*** Data extract

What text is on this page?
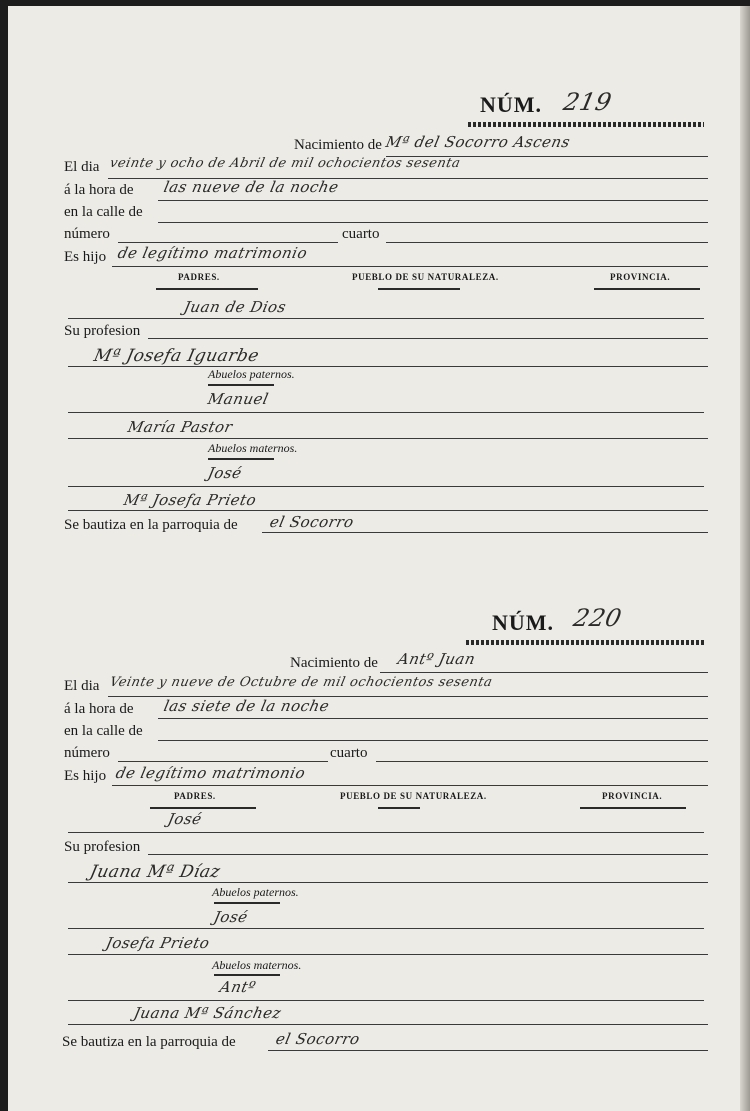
NÚM. 219
Nacimiento de Mª del Socorro Ascens
El dia veinte y ocho de Abril de mil ochocientos sesenta
á la hora de las nueve de la noche
en la calle de
número	cuarto
Es hijo de legítimo matrimonio
PADRES.	PUEBLO DE SU NATURALEZA.	PROVINCIA.
Juan de Dios
Su profesion
Mª Josefa Iguarbe
Abuelos paternos.
Manuel
María Pastor
Abuelos maternos.
José
Mª Josefa Prieto
Se bautiza en la parroquia de el Socorro
NÚM. 220
Nacimiento de Antº Juan
El dia Veinte y nueve de Octubre de mil ochocientos sesenta
á la hora de las siete de la noche
en la calle de
número	cuarto
Es hijo de legítimo matrimonio
PADRES.	PUEBLO DE SU NATURALEZA.	PROVINCIA.
José
Su profesion
Juana Mª Díaz
Abuelos paternos.
José
Josefa Prieto
Abuelos maternos.
Antº
Juana Mª Sánchez
Se bautiza en la parroquia de	el Socorro
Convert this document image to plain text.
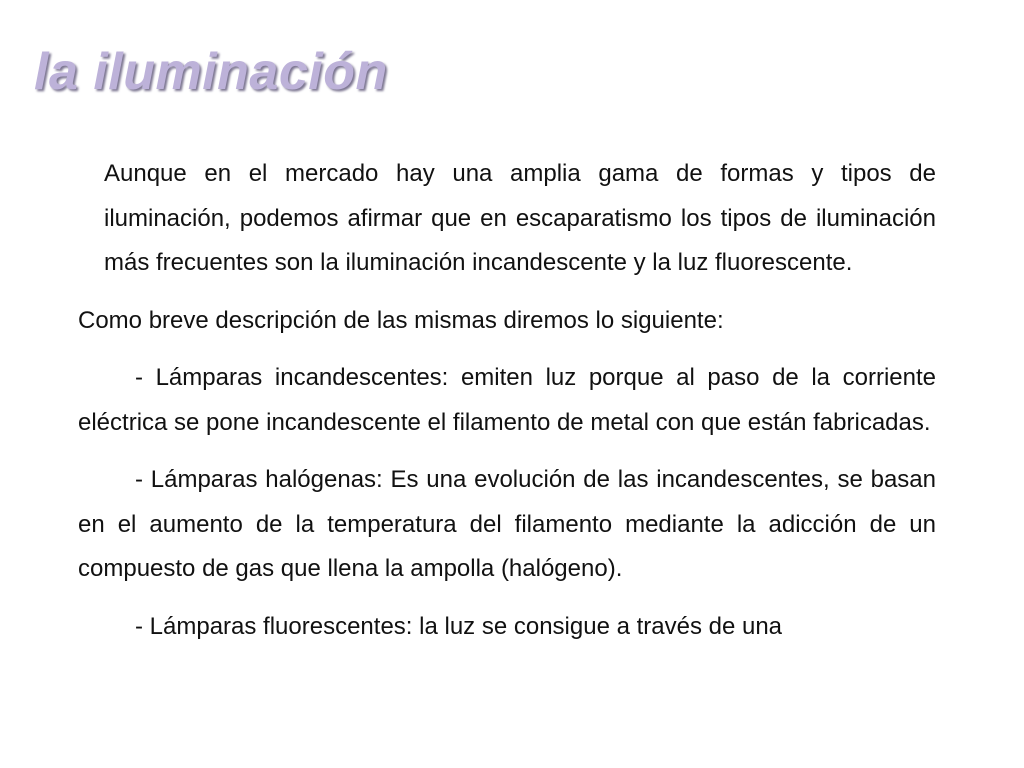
la iluminación

Aunque en el mercado hay una amplia gama de formas y tipos de iluminación, podemos afirmar que en escaparatismo los tipos de iluminación más frecuentes son la iluminación incandescente y la luz fluorescente.

Como breve descripción de las mismas diremos lo siguiente:

- Lámparas incandescentes: emiten luz porque al paso de la corriente eléctrica se pone incandescente el filamento de metal con que están fabricadas.

- Lámparas halógenas: Es una evolución de las incandescentes, se basan en el aumento de la temperatura del filamento mediante la adicción de un compuesto de gas que llena la ampolla (halógeno).

- Lámparas fluorescentes: la luz se consigue a través de una
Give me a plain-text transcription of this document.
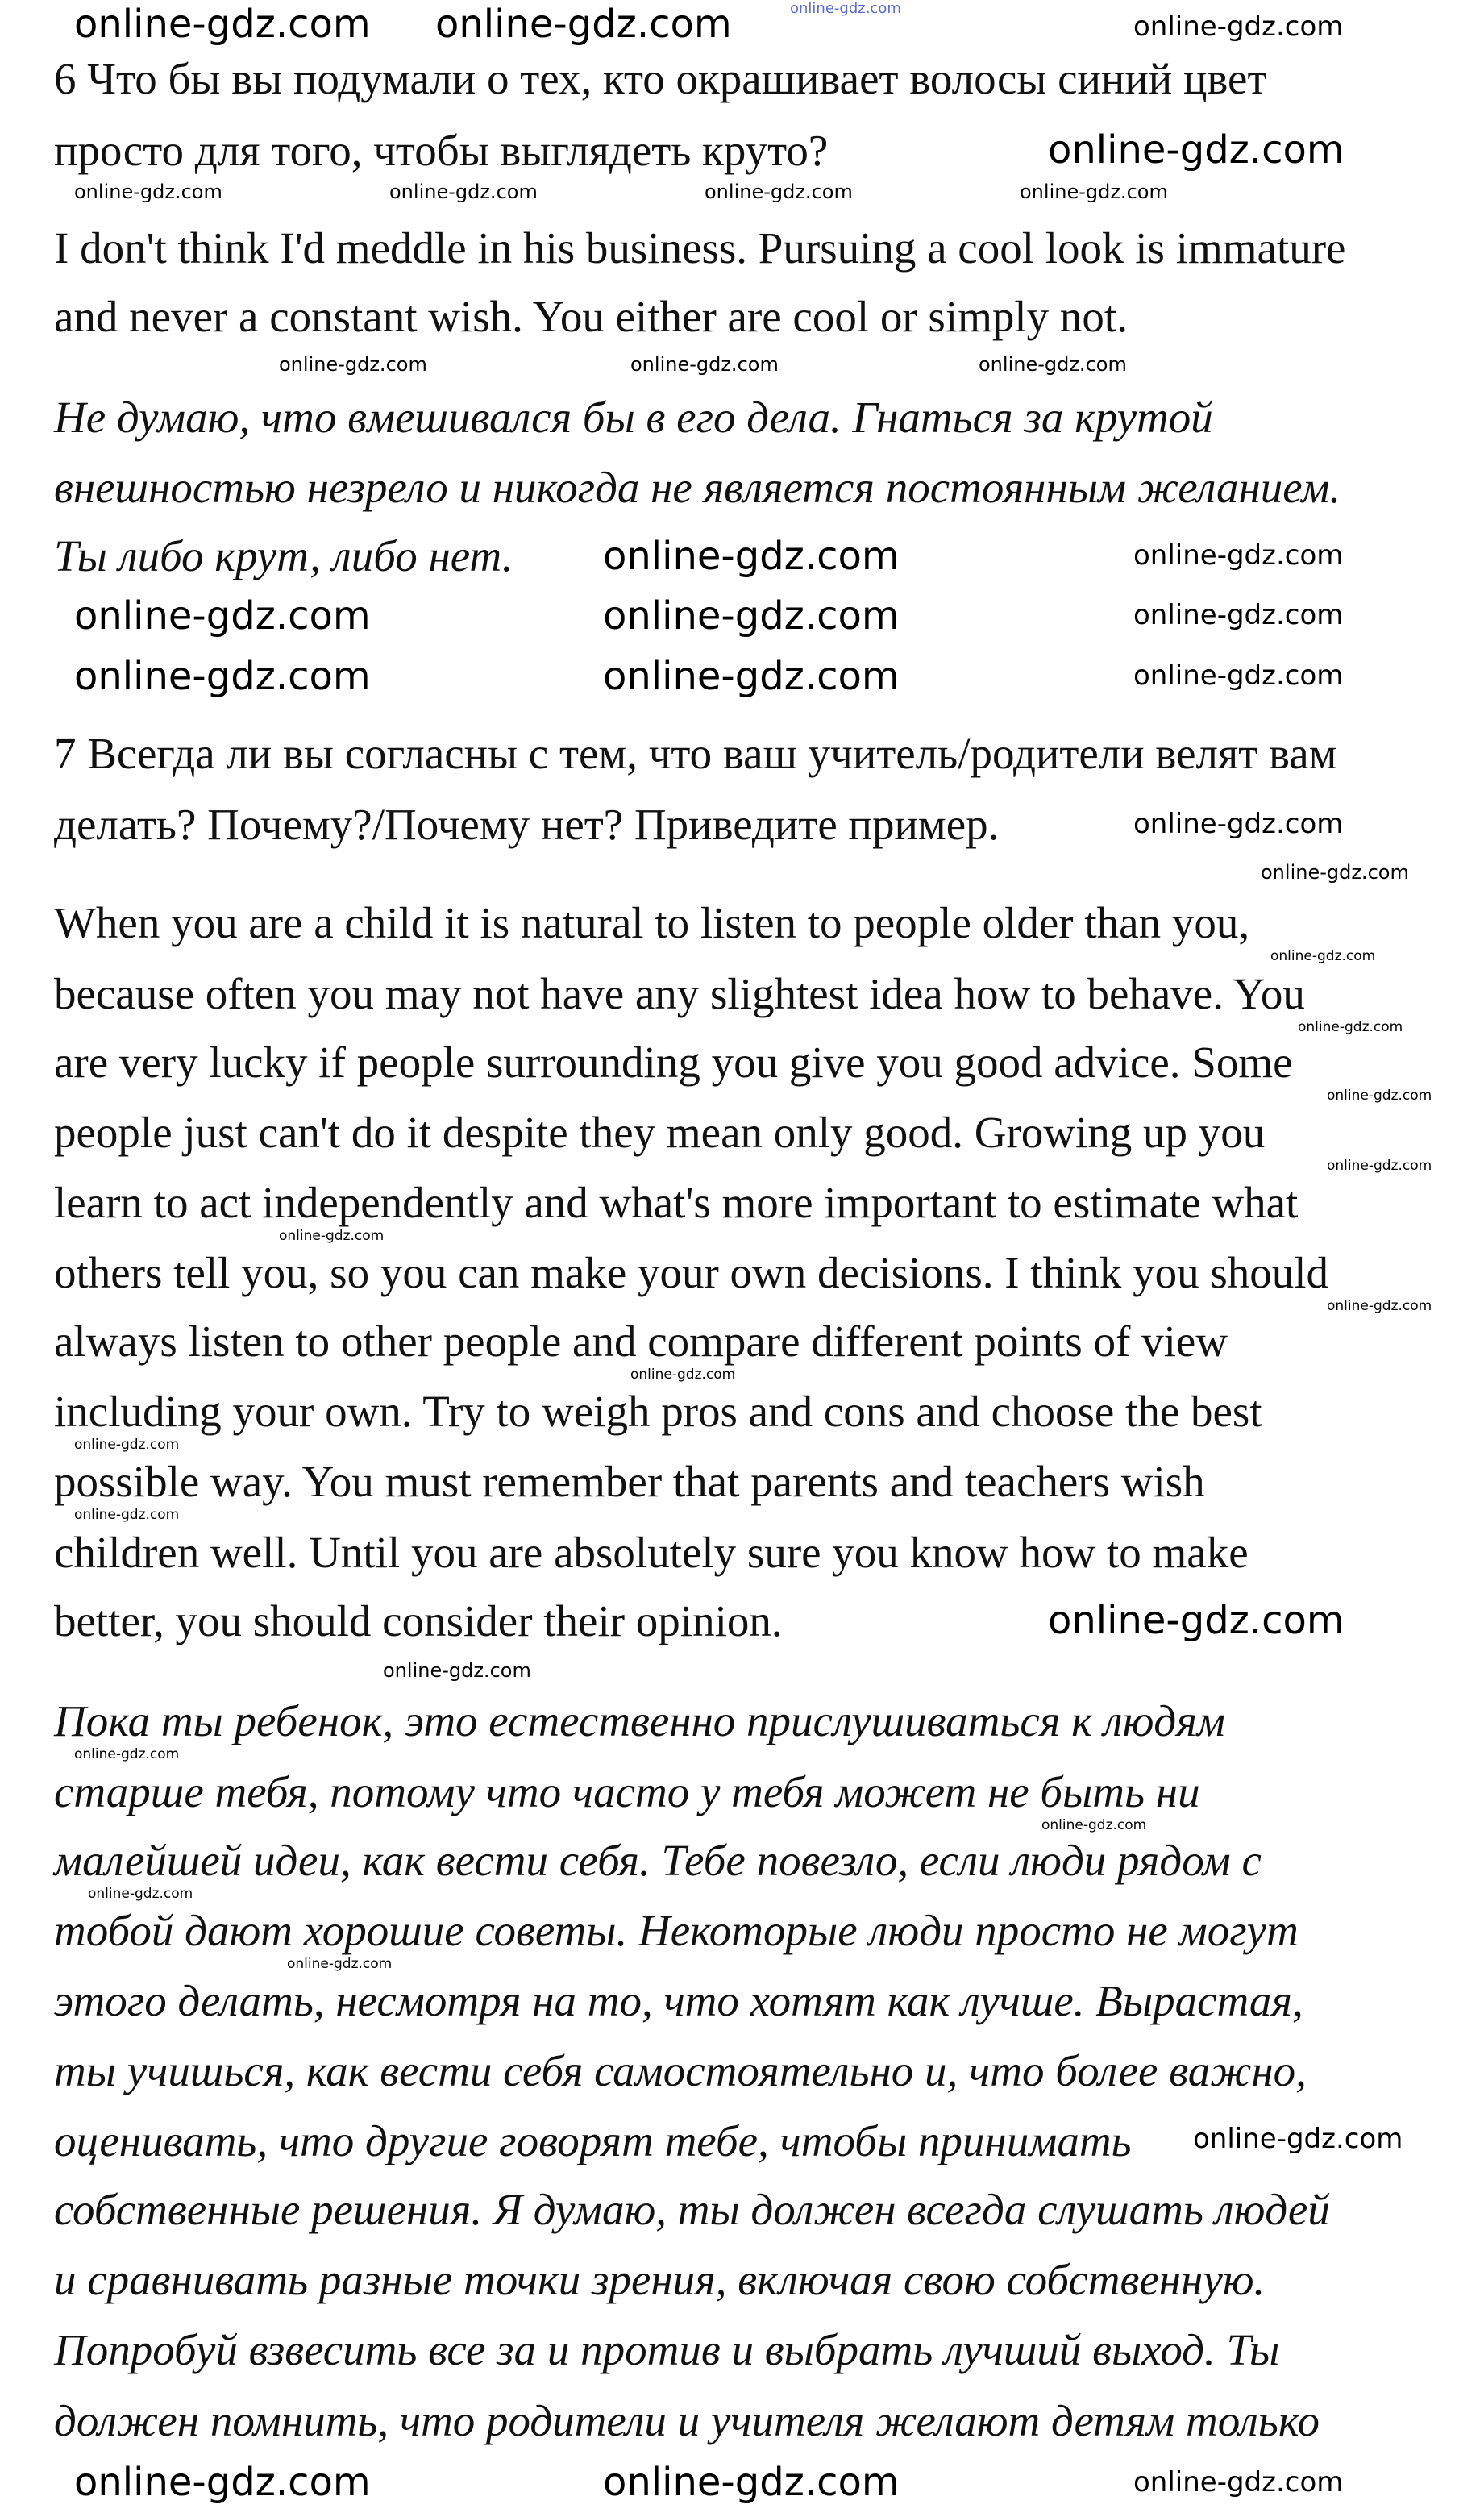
6 Что бы вы подумали о тех, кто окрашивает волосы синий цвет
просто для того, чтобы выглядеть круто?
I don't think I'd meddle in his business. Pursuing a cool look is immature
and never a constant wish. You either are cool or simply not.
Не думаю, что вмешивался бы в его дела. Гнаться за крутой
внешностью незрело и никогда не является постоянным желанием.
Ты либо крут, либо нет.
7 Всегда ли вы согласны с тем, что ваш учитель/родители велят вам
делать? Почему?/Почему нет? Приведите пример.
When you are a child it is natural to listen to people older than you,
because often you may not have any slightest idea how to behave. You
are very lucky if people surrounding you give you good advice. Some
people just can't do it despite they mean only good. Growing up you
learn to act independently and what's more important to estimate what
others tell you, so you can make your own decisions. I think you should
always listen to other people and compare different points of view
including your own. Try to weigh pros and cons and choose the best
possible way. You must remember that parents and teachers wish
children well. Until you are absolutely sure you know how to make
better, you should consider their opinion.
Пока ты ребенок, это естественно прислушиваться к людям
старше тебя, потому что часто у тебя может не быть ни
малейшей идеи, как вести себя. Тебе повезло, если люди рядом с
тобой дают хорошие советы. Некоторые люди просто не могут
этого делать, несмотря на то, что хотят как лучше. Вырастая,
ты учишься, как вести себя самостоятельно и, что более важно,
оценивать, что другие говорят тебе, чтобы принимать
собственные решения. Я думаю, ты должен всегда слушать людей
и сравнивать разные точки зрения, включая свою собственную.
Попробуй взвесить все за и против и выбрать лучший выход. Ты
должен помнить, что родители и учителя желают детям только
online-gdz.com
online-gdz.com online-gdz.com	online-gdz.com
online-gdz.com
online-gdz.com	online-gdz.com	online-gdz.com	online-gdz.com
online-gdz.com	online-gdz.com	online-gdz.com
online-gdz.com	online-gdz.com
online-gdz.com	online-gdz.com	online-gdz.com
online-gdz.com	online-gdz.com	online-gdz.com
online-gdz.com
online-gdz.com
online-gdz.com
online-gdz.com
online-gdz.com
online-gdz.com
online-gdz.com
online-gdz.com
online-gdz.com
online-gdz.com
online-gdz.com
online-gdz.com
online-gdz.com
online-gdz.com
online-gdz.com
online-gdz.com
online-gdz.com
online-gdz.com
online-gdz.com	online-gdz.com	online-gdz.com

******

:: Task to carry out ::
From the entries, copy out each line containing the word "чтобы".

:: Result of this exercise ::
просто для того, чтобы выглядеть круто?
оценивать, что другие говорят тебе, чтобы принимать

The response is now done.